**Text block**

This, however, is not the end of our jurisdictional inquiry, for a far more troubling difficulty besets this appeal. Rule 41(a)(2), governing voluntary dismissal by court order, provides in part: "Except as provided in [rule 41(a)(1)], an action shall not be dismissed at the plaintiff's instance save upon order of the court and upon such terms and conditions as the court deems proper." Fed.R.Civ.P. 41(a)(2). As we explained recently in Lau v. Glendora Unified School District, 792 F.2d 929 (9th Cir. 1986) (per curiam) ( Lau), an order granting a conditional voluntary dismissal does not take effect of its own force. Id. at 930. Rather, the plaintiff has "a reasonable period of time within which [either] to refuse the conditional voluntary dismissal by withdrawing [the] motion for dismissal or to accept the dismissal despite the imposition of conditions." Id. at 931.

**Given task**
In the passage on voluntary dismissal, which rule governs voluntary dismissal by court order? The records after this point are separate from the text above.

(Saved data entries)

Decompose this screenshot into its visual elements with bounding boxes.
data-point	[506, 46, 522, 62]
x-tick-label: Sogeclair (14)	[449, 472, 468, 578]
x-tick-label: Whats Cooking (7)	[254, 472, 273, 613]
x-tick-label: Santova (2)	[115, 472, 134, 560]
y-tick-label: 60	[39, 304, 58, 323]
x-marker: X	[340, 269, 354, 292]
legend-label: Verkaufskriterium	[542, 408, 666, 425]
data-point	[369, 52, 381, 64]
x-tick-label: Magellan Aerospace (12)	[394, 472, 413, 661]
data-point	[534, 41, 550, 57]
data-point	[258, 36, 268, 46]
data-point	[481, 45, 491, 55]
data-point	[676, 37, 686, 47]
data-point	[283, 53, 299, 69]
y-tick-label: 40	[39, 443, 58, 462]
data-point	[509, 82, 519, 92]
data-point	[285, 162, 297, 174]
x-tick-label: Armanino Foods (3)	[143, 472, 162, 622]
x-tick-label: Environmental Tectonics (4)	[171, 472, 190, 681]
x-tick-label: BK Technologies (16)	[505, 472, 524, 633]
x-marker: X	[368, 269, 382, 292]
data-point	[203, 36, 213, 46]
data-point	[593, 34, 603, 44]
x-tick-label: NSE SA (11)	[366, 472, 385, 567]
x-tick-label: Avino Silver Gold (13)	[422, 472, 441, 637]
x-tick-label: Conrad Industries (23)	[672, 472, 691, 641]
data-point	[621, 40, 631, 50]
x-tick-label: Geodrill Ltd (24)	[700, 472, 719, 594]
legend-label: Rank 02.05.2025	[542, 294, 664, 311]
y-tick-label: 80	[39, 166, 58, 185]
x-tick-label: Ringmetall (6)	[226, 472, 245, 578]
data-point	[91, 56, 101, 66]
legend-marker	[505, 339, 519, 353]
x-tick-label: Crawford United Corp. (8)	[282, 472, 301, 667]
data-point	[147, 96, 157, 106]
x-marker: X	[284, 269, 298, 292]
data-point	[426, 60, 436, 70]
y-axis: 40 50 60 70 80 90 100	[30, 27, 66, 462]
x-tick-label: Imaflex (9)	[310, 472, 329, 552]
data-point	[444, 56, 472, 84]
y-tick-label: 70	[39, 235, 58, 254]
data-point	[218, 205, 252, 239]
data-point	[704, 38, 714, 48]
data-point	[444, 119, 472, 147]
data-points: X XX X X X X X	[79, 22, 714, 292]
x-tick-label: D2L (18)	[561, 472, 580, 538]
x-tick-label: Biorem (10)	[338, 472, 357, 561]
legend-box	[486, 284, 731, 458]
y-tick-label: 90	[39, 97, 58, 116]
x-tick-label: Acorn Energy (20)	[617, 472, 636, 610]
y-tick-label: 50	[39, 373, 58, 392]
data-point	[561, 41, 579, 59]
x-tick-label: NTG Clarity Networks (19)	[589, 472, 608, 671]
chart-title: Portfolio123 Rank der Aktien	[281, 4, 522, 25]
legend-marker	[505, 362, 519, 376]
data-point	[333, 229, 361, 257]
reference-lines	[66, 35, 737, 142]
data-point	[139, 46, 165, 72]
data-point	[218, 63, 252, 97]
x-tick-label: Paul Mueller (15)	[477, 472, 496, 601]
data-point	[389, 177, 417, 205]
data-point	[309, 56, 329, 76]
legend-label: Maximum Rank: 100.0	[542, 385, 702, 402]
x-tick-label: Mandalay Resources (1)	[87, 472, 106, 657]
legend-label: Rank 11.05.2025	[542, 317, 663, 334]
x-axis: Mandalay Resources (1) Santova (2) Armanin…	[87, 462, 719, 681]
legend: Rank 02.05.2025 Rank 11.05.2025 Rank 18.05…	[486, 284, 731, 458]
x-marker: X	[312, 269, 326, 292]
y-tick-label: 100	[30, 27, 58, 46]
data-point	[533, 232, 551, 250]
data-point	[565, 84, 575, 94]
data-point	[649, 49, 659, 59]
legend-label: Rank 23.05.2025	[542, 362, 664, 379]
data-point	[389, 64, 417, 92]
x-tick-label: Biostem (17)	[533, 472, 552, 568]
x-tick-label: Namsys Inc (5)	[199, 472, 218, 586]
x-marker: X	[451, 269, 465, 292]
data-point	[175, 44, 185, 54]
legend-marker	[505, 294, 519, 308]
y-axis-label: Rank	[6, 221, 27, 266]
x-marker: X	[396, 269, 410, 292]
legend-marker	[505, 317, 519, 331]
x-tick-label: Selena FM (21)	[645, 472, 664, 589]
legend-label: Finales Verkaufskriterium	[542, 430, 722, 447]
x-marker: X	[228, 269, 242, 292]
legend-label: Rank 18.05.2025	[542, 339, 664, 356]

**Final result**
Rule 41(a)(2)